### [WHAT YOU NEED TO DO]
Copy every line that holds "JSON".

(Figure collection entries)
-.-.-
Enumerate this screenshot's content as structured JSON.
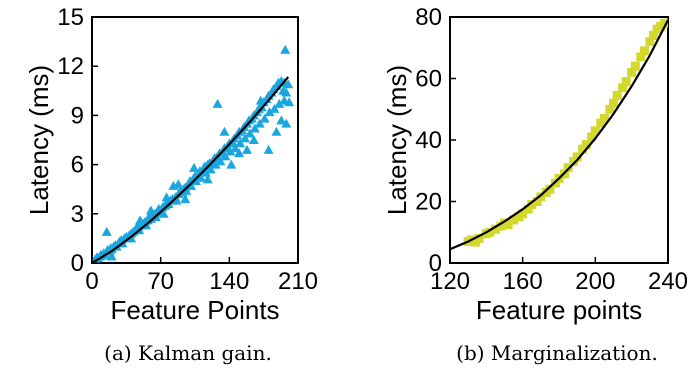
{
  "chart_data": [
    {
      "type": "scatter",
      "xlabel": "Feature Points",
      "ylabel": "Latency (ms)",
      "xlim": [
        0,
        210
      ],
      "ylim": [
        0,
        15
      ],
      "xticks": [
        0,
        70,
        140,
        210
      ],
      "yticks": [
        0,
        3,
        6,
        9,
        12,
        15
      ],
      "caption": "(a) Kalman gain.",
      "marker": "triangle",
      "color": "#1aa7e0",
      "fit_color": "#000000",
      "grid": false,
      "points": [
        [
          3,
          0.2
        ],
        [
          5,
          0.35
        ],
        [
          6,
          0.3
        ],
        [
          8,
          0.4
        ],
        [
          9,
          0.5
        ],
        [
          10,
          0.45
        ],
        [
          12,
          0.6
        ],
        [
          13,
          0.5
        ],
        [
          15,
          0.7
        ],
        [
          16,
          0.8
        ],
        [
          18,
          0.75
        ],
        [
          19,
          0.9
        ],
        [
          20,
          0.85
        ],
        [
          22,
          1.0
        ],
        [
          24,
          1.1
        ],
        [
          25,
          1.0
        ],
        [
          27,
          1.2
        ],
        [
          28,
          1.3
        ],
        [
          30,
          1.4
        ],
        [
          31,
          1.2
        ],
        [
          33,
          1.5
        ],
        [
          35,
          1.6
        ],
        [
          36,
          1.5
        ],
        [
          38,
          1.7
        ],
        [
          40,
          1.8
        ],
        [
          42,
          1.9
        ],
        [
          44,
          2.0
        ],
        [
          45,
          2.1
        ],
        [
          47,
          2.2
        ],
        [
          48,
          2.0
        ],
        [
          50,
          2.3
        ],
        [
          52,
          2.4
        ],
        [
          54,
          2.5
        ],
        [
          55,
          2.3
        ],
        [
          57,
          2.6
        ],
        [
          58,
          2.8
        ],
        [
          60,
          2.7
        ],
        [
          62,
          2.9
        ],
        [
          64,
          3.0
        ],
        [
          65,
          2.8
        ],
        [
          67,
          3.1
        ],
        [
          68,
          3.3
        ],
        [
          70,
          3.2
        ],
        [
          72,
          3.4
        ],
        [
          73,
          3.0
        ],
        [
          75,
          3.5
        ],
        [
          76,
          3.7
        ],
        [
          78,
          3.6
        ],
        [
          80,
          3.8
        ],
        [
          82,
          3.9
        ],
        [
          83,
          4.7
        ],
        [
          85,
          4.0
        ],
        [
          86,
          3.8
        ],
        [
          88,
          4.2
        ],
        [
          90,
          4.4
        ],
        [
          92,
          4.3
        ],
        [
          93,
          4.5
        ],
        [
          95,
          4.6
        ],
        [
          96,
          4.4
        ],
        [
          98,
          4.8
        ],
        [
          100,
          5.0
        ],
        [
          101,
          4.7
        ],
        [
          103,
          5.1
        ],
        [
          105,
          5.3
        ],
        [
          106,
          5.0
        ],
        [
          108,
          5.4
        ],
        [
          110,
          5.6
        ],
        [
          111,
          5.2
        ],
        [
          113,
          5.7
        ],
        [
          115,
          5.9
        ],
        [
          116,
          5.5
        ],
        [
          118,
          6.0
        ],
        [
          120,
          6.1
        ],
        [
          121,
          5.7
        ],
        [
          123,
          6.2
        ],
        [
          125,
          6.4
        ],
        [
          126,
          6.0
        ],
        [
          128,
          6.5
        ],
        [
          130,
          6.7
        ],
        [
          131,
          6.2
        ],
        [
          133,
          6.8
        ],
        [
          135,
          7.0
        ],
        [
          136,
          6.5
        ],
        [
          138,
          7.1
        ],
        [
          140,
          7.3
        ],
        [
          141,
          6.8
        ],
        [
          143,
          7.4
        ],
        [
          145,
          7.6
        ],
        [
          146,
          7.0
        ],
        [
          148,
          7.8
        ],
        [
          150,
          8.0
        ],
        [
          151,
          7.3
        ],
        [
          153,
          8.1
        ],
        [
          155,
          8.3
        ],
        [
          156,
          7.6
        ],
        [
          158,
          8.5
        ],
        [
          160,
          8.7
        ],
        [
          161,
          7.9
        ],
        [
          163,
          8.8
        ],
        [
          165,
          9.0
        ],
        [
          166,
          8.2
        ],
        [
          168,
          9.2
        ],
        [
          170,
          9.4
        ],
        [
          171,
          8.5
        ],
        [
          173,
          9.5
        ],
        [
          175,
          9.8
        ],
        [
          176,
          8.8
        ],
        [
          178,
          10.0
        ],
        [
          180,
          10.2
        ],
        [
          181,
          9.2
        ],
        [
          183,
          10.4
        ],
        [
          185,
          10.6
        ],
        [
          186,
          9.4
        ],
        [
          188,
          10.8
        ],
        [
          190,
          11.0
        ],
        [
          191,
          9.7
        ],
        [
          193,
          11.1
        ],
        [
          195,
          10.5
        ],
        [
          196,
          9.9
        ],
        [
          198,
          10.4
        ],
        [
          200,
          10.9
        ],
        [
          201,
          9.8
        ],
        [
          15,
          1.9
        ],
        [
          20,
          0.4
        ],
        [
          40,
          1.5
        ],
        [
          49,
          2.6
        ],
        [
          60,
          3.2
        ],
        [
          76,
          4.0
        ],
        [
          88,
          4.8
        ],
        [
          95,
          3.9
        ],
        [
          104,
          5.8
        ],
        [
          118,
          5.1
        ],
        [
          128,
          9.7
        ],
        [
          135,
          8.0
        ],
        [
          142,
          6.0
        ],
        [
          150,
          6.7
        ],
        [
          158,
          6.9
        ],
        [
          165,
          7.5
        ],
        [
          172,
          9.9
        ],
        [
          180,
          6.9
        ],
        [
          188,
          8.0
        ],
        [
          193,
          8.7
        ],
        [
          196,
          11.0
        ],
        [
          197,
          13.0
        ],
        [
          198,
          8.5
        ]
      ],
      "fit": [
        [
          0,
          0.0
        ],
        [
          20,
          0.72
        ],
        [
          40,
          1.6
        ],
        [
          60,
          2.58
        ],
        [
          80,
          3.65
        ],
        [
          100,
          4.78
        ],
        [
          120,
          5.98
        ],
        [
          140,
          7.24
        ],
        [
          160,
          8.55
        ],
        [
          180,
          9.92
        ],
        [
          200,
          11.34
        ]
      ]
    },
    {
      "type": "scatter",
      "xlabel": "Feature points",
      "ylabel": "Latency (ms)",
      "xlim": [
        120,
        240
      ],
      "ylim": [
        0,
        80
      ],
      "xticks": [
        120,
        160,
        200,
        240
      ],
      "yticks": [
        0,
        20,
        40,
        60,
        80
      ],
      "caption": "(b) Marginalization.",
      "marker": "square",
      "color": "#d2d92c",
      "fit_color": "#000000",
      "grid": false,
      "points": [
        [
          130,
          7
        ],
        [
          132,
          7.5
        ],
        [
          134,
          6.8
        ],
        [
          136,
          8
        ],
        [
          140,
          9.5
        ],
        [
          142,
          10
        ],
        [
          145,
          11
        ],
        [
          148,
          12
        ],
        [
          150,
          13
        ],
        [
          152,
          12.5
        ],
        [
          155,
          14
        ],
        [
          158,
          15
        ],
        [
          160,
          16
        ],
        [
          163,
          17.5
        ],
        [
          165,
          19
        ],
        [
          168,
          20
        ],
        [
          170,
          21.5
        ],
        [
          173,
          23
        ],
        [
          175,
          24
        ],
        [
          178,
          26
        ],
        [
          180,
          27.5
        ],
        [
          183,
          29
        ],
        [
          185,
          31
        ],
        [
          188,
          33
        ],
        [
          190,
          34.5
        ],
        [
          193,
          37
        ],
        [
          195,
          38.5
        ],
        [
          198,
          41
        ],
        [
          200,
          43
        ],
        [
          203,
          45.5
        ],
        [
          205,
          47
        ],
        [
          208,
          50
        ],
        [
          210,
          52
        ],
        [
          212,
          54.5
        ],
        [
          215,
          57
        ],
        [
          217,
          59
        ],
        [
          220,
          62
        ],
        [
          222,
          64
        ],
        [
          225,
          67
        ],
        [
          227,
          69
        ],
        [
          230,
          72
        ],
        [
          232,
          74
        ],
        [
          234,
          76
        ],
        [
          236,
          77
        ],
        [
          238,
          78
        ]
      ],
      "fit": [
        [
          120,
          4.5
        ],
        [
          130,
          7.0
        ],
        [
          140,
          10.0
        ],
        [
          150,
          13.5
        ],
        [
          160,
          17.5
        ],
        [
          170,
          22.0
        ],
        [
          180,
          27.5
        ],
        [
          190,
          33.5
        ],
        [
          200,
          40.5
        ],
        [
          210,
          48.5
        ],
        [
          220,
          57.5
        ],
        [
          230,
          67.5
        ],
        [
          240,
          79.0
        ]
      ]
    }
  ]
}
-.-.-
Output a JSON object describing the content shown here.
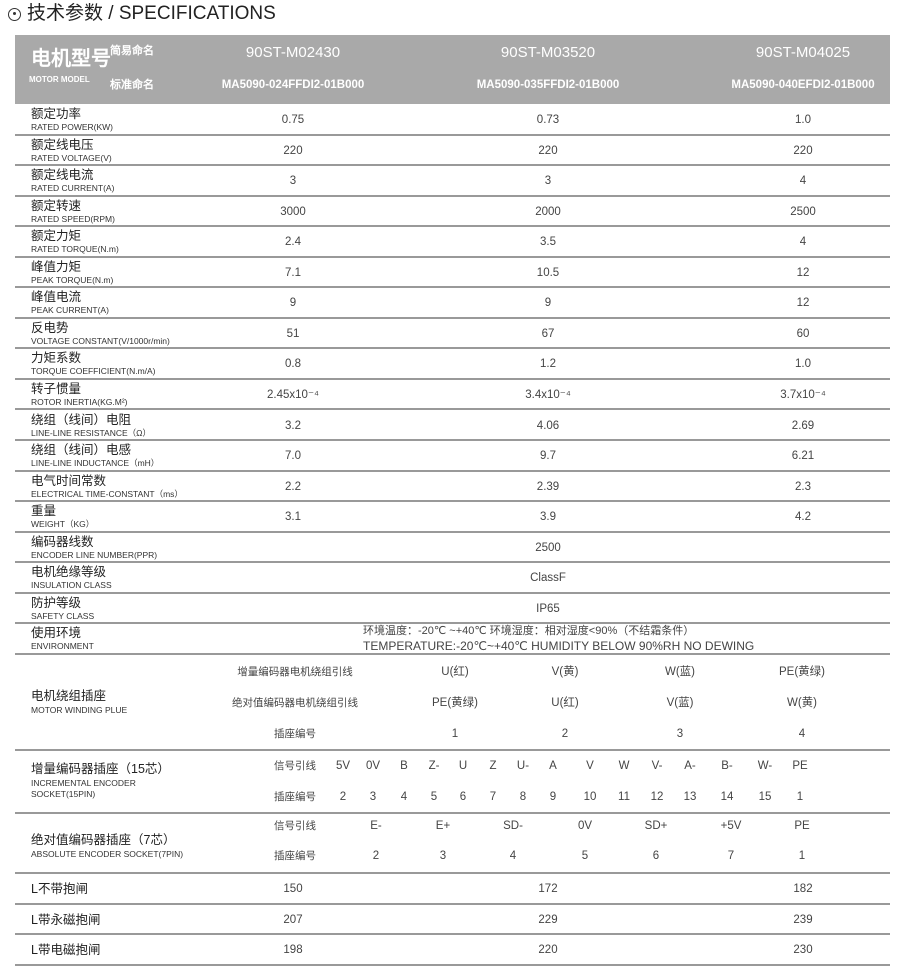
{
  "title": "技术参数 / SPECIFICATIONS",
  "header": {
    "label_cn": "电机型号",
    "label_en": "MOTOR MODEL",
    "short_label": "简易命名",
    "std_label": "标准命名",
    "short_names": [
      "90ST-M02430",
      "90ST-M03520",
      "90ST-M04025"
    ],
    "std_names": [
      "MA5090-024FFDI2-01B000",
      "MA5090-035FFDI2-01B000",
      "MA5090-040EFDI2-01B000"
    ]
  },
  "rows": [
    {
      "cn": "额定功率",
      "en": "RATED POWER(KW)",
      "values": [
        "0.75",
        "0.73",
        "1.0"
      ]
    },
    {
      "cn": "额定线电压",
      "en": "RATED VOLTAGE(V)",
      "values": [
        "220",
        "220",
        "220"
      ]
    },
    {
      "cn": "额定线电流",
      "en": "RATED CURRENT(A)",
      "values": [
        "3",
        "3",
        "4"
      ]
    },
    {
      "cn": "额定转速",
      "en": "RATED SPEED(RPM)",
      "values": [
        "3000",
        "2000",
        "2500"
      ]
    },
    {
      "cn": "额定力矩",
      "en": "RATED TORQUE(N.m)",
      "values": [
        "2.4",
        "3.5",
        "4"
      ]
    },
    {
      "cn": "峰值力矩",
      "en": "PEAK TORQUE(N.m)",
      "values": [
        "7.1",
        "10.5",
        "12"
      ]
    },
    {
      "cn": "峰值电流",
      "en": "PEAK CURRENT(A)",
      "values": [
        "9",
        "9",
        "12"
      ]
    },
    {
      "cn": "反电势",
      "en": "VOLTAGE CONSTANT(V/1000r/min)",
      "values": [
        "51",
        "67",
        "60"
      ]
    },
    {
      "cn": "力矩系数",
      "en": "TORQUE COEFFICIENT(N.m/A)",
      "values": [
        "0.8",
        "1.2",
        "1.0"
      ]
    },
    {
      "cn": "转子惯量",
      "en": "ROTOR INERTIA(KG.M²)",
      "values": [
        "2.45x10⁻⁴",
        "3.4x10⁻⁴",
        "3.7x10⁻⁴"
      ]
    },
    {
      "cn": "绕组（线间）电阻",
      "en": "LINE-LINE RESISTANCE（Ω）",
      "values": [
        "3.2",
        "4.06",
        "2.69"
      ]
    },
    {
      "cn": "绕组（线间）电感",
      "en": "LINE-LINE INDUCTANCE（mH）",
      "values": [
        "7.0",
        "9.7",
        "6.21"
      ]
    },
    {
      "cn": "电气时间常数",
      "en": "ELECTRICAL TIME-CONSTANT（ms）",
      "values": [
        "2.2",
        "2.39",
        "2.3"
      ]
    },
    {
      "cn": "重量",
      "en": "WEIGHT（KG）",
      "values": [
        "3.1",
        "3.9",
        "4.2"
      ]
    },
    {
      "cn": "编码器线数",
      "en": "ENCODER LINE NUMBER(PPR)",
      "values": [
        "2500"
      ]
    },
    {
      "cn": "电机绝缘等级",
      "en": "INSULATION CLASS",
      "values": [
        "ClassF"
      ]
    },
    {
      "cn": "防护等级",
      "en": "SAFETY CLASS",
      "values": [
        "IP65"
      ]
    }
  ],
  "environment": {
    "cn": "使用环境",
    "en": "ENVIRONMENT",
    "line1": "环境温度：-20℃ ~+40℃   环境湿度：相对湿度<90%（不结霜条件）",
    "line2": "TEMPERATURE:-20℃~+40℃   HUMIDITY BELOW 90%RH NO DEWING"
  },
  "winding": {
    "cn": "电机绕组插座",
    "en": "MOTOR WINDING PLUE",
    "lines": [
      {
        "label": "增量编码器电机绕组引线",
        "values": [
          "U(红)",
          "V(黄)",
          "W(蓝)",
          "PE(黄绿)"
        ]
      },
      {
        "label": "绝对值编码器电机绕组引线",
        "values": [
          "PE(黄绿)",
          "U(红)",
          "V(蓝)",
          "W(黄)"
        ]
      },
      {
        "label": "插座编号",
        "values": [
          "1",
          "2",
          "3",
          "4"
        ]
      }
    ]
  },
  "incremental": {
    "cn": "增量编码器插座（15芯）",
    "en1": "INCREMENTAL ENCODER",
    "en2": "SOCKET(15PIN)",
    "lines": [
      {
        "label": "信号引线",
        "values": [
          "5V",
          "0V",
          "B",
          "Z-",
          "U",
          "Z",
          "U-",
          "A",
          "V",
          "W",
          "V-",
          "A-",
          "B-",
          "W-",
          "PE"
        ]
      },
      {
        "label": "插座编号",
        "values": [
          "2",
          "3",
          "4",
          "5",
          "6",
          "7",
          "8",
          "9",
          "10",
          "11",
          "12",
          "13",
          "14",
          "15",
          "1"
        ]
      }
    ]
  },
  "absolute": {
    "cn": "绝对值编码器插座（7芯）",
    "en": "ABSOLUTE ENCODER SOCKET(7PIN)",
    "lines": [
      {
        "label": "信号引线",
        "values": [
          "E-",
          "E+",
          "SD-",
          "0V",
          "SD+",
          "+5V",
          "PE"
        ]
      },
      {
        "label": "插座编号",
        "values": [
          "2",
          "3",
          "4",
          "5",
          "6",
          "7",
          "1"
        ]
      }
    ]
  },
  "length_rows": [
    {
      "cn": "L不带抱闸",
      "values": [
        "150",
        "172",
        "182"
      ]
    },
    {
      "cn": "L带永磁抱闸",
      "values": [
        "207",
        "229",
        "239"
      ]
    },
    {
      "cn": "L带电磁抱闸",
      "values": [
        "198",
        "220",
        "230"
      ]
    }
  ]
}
-.-.-
### [SOLUTION FOR THIS PROBLEM]
Enumerate this screenshot's content as structured JSON.
Output a JSON object describing the content shown here.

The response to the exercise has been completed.